┌─ RECORDS SUPPLIED
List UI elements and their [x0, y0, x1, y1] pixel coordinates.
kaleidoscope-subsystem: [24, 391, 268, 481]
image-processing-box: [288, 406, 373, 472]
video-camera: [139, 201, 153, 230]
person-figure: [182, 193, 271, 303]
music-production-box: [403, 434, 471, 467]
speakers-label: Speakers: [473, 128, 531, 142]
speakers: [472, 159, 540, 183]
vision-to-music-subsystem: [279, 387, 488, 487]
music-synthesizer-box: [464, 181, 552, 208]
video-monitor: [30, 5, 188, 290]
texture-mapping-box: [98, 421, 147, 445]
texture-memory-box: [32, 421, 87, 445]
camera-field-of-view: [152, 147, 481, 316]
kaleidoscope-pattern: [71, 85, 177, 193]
└─
▸ CHALLENGE: Reproduce every item above word for word, leaving nothing out and changing nothing.

▸ OUTPUT FOR THIS EXERCISE:
List UI elements and their [x0, y0, x1, y1] pixel coordinates.
kaleidoscope-subsystem: [24, 391, 268, 481]
image-processing-box: [288, 406, 373, 472]
video-camera: [139, 201, 153, 230]
person-figure: [182, 193, 271, 303]
music-production-box: [403, 434, 471, 467]
speakers-label: Speakers: [473, 128, 531, 142]
speakers: [472, 159, 540, 183]
vision-to-music-subsystem: [279, 387, 488, 487]
music-synthesizer-box: [464, 181, 552, 208]
video-monitor: [30, 5, 188, 290]
texture-mapping-box: [98, 421, 147, 445]
texture-memory-box: [32, 421, 87, 445]
camera-field-of-view: [152, 147, 481, 316]
kaleidoscope-pattern: [71, 85, 177, 193]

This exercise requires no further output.